### Data provided
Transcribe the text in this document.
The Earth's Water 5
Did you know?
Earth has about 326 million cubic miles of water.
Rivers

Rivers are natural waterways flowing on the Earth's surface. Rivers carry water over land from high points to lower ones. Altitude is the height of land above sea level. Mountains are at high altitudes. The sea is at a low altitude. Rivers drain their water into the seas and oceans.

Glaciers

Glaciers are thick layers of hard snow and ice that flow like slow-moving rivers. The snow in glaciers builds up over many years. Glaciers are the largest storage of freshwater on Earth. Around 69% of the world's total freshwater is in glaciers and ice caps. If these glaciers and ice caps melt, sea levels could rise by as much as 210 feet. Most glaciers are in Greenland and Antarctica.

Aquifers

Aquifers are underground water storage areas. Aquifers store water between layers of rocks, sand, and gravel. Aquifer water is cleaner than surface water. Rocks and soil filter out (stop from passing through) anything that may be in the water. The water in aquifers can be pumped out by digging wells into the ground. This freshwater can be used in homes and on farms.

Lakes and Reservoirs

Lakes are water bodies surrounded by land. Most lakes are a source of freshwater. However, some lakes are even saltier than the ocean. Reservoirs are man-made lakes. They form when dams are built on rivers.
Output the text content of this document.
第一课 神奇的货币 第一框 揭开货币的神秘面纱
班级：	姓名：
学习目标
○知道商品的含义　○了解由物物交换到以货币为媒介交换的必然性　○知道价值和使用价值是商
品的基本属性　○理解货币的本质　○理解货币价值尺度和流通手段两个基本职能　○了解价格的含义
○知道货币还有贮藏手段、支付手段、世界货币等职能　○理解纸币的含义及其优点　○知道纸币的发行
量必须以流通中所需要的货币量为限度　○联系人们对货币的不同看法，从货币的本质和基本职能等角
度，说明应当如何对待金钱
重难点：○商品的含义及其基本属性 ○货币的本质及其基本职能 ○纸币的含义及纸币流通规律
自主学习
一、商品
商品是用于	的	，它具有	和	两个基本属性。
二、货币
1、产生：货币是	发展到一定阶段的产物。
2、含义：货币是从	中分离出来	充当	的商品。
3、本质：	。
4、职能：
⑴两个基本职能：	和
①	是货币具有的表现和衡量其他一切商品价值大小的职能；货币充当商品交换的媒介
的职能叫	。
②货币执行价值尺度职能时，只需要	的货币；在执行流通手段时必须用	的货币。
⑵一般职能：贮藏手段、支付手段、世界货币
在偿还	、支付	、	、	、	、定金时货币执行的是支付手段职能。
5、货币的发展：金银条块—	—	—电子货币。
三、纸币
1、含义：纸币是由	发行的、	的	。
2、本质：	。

### Aim
Make a copy of each line that contains the string "Reservoirs".

### Problem solution
Lakes and Reservoirs
Lakes are water bodies surrounded by land. Most lakes are a source of freshwater. However, some lakes are even saltier than the ocean. Reservoirs are man-made lakes. They form when dams are built on rivers.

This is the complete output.